- [What is asked]: Skip the pictures and extract all of the lines exactly as written.
* BEGIN Excerpted data *
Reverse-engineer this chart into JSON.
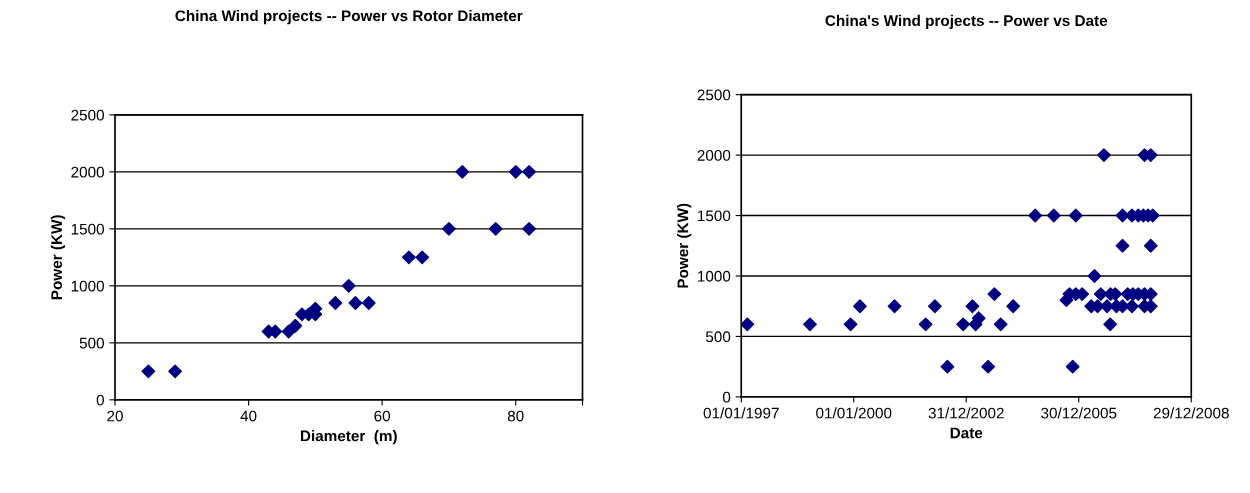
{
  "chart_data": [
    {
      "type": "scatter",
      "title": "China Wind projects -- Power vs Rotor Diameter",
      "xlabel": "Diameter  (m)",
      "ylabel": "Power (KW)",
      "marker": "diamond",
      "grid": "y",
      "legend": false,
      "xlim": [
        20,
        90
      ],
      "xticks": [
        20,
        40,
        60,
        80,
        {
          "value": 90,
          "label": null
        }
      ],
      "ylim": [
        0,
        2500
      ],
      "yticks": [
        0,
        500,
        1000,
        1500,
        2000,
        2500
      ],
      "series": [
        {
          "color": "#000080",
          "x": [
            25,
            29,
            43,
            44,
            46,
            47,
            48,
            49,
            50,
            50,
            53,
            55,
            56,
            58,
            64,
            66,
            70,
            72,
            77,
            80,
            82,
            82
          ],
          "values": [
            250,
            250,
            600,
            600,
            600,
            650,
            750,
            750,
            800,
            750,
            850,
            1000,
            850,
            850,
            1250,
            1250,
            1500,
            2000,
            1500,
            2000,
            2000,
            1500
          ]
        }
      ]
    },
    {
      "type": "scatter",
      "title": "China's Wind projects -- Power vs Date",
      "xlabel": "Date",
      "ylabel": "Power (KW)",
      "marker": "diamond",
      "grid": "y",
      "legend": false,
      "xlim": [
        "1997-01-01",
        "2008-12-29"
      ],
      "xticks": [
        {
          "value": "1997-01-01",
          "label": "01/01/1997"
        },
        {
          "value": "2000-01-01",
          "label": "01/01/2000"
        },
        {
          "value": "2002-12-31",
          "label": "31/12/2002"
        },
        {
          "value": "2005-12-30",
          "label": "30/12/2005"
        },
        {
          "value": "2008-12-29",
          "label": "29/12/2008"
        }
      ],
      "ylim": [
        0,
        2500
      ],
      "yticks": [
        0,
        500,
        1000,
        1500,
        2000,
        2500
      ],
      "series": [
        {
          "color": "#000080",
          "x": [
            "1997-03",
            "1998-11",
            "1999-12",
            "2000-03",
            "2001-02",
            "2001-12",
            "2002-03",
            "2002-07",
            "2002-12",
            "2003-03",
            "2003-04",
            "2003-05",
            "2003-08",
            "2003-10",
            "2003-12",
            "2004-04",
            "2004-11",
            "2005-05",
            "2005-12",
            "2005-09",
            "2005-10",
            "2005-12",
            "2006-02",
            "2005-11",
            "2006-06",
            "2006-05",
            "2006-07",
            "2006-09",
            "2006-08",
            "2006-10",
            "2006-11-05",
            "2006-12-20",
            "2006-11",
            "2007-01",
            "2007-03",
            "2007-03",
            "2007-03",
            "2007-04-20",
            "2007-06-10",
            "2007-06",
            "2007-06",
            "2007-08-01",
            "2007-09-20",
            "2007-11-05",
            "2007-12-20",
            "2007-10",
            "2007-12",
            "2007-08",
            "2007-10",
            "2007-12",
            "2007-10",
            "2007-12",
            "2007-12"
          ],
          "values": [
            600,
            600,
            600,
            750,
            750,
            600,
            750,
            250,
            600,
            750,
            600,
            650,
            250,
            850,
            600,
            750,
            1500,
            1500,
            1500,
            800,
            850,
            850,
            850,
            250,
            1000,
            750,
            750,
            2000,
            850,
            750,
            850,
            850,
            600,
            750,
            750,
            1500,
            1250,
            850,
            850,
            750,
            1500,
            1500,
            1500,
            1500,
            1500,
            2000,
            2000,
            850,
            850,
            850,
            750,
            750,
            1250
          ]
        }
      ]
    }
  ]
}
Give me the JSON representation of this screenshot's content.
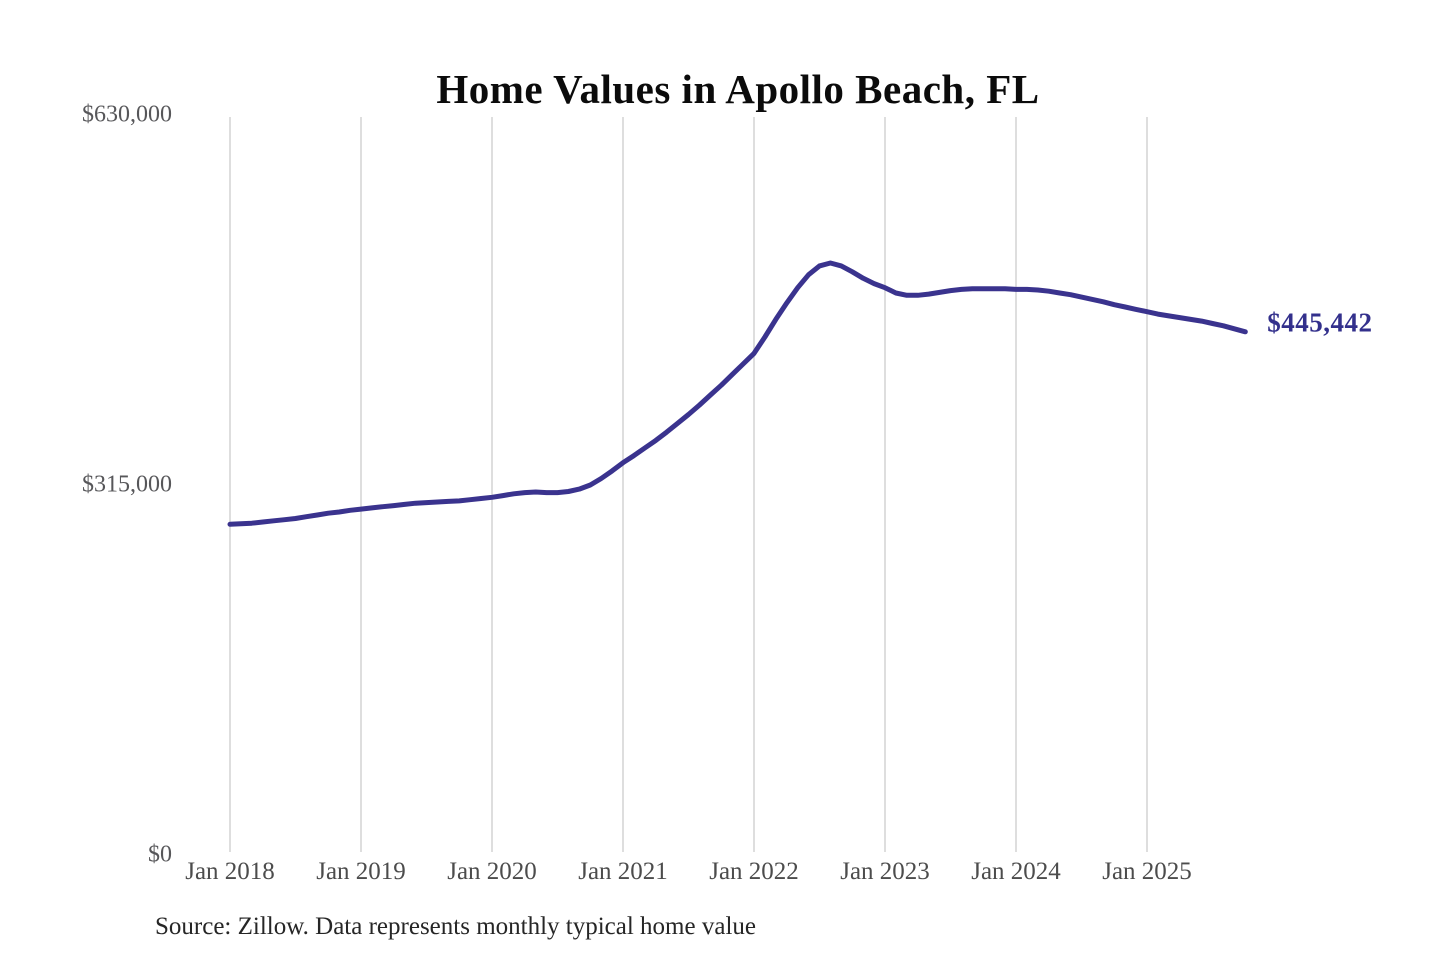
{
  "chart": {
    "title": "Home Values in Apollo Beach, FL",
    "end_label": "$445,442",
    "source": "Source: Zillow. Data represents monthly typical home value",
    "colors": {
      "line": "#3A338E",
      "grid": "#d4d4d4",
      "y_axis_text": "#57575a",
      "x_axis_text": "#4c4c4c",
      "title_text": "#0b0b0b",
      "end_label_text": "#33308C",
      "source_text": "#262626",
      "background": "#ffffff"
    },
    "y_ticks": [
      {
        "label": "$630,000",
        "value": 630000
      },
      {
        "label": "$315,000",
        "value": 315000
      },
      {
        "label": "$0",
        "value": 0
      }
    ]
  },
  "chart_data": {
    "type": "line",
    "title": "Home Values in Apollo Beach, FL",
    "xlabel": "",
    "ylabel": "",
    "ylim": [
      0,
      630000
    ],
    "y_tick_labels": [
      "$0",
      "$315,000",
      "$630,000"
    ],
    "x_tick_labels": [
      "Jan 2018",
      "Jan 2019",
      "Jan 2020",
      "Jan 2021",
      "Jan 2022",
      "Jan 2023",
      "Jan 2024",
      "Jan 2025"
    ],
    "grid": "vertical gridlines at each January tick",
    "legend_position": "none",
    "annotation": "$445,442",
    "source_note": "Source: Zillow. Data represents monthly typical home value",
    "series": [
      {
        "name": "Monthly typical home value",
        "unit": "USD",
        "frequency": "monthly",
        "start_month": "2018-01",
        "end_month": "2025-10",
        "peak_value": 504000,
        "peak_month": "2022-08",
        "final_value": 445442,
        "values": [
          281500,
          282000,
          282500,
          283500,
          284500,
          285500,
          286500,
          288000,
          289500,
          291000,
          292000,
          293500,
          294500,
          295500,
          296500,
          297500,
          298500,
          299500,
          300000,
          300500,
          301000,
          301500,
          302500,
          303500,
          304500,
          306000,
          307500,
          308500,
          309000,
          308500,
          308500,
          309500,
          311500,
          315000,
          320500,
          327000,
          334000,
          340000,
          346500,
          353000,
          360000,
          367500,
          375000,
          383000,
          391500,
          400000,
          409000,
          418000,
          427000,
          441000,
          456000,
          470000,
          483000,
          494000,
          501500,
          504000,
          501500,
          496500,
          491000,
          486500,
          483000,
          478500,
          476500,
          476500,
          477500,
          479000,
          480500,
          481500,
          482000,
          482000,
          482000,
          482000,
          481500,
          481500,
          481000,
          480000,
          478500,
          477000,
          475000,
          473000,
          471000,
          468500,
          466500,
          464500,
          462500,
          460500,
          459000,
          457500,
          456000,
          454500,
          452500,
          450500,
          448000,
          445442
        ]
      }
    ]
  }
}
* END Excerpted data *
- [Solution]:
Reverse-engineer this chart into JSON.
{
  "chart_data": [
    {
      "type": "scatter",
      "title": "China Wind projects -- Power vs Rotor Diameter",
      "xlabel": "Diameter  (m)",
      "ylabel": "Power (KW)",
      "marker": "diamond",
      "grid": "y",
      "legend": false,
      "xlim": [
        20,
        90
      ],
      "xticks": [
        20,
        40,
        60,
        80,
        {
          "value": 90,
          "label": null
        }
      ],
      "ylim": [
        0,
        2500
      ],
      "yticks": [
        0,
        500,
        1000,
        1500,
        2000,
        2500
      ],
      "series": [
        {
          "color": "#000080",
          "x": [
            25,
            29,
            43,
            44,
            46,
            47,
            48,
            49,
            50,
            50,
            53,
            55,
            56,
            58,
            64,
            66,
            70,
            72,
            77,
            80,
            82,
            82
          ],
          "values": [
            250,
            250,
            600,
            600,
            600,
            650,
            750,
            750,
            800,
            750,
            850,
            1000,
            850,
            850,
            1250,
            1250,
            1500,
            2000,
            1500,
            2000,
            2000,
            1500
          ]
        }
      ]
    },
    {
      "type": "scatter",
      "title": "China's Wind projects -- Power vs Date",
      "xlabel": "Date",
      "ylabel": "Power (KW)",
      "marker": "diamond",
      "grid": "y",
      "legend": false,
      "xlim": [
        "1997-01-01",
        "2008-12-29"
      ],
      "xticks": [
        {
          "value": "1997-01-01",
          "label": "01/01/1997"
        },
        {
          "value": "2000-01-01",
          "label": "01/01/2000"
        },
        {
          "value": "2002-12-31",
          "label": "31/12/2002"
        },
        {
          "value": "2005-12-30",
          "label": "30/12/2005"
        },
        {
          "value": "2008-12-29",
          "label": "29/12/2008"
        }
      ],
      "ylim": [
        0,
        2500
      ],
      "yticks": [
        0,
        500,
        1000,
        1500,
        2000,
        2500
      ],
      "series": [
        {
          "color": "#000080",
          "x": [
            "1997-03",
            "1998-11",
            "1999-12",
            "2000-03",
            "2001-02",
            "2001-12",
            "2002-03",
            "2002-07",
            "2002-12",
            "2003-03",
            "2003-04",
            "2003-05",
            "2003-08",
            "2003-10",
            "2003-12",
            "2004-04",
            "2004-11",
            "2005-05",
            "2005-12",
            "2005-09",
            "2005-10",
            "2005-12",
            "2006-02",
            "2005-11",
            "2006-06",
            "2006-05",
            "2006-07",
            "2006-09",
            "2006-08",
            "2006-10",
            "2006-11-05",
            "2006-12-20",
            "2006-11",
            "2007-01",
            "2007-03",
            "2007-03",
            "2007-03",
            "2007-04-20",
            "2007-06-10",
            "2007-06",
            "2007-06",
            "2007-08-01",
            "2007-09-20",
            "2007-11-05",
            "2007-12-20",
            "2007-10",
            "2007-12",
            "2007-08",
            "2007-10",
            "2007-12",
            "2007-10",
            "2007-12",
            "2007-12"
          ],
          "values": [
            600,
            600,
            600,
            750,
            750,
            600,
            750,
            250,
            600,
            750,
            600,
            650,
            250,
            850,
            600,
            750,
            1500,
            1500,
            1500,
            800,
            850,
            850,
            850,
            250,
            1000,
            750,
            750,
            2000,
            850,
            750,
            850,
            850,
            600,
            750,
            750,
            1500,
            1250,
            850,
            850,
            750,
            1500,
            1500,
            1500,
            1500,
            1500,
            2000,
            2000,
            850,
            850,
            850,
            750,
            750,
            1250
          ]
        }
      ]
    }
  ]
}
Give me the JSON representation of this screenshot's content.
{
  "chart": {
    "title": "Home Values in Apollo Beach, FL",
    "end_label": "$445,442",
    "source": "Source: Zillow. Data represents monthly typical home value",
    "colors": {
      "line": "#3A338E",
      "grid": "#d4d4d4",
      "y_axis_text": "#57575a",
      "x_axis_text": "#4c4c4c",
      "title_text": "#0b0b0b",
      "end_label_text": "#33308C",
      "source_text": "#262626",
      "background": "#ffffff"
    },
    "y_ticks": [
      {
        "label": "$630,000",
        "value": 630000
      },
      {
        "label": "$315,000",
        "value": 315000
      },
      {
        "label": "$0",
        "value": 0
      }
    ]
  },
  "chart_data": {
    "type": "line",
    "title": "Home Values in Apollo Beach, FL",
    "xlabel": "",
    "ylabel": "",
    "ylim": [
      0,
      630000
    ],
    "y_tick_labels": [
      "$0",
      "$315,000",
      "$630,000"
    ],
    "x_tick_labels": [
      "Jan 2018",
      "Jan 2019",
      "Jan 2020",
      "Jan 2021",
      "Jan 2022",
      "Jan 2023",
      "Jan 2024",
      "Jan 2025"
    ],
    "grid": "vertical gridlines at each January tick",
    "legend_position": "none",
    "annotation": "$445,442",
    "source_note": "Source: Zillow. Data represents monthly typical home value",
    "series": [
      {
        "name": "Monthly typical home value",
        "unit": "USD",
        "frequency": "monthly",
        "start_month": "2018-01",
        "end_month": "2025-10",
        "peak_value": 504000,
        "peak_month": "2022-08",
        "final_value": 445442,
        "values": [
          281500,
          282000,
          282500,
          283500,
          284500,
          285500,
          286500,
          288000,
          289500,
          291000,
          292000,
          293500,
          294500,
          295500,
          296500,
          297500,
          298500,
          299500,
          300000,
          300500,
          301000,
          301500,
          302500,
          303500,
          304500,
          306000,
          307500,
          308500,
          309000,
          308500,
          308500,
          309500,
          311500,
          315000,
          320500,
          327000,
          334000,
          340000,
          346500,
          353000,
          360000,
          367500,
          375000,
          383000,
          391500,
          400000,
          409000,
          418000,
          427000,
          441000,
          456000,
          470000,
          483000,
          494000,
          501500,
          504000,
          501500,
          496500,
          491000,
          486500,
          483000,
          478500,
          476500,
          476500,
          477500,
          479000,
          480500,
          481500,
          482000,
          482000,
          482000,
          482000,
          481500,
          481500,
          481000,
          480000,
          478500,
          477000,
          475000,
          473000,
          471000,
          468500,
          466500,
          464500,
          462500,
          460500,
          459000,
          457500,
          456000,
          454500,
          452500,
          450500,
          448000,
          445442
        ]
      }
    ]
  }
}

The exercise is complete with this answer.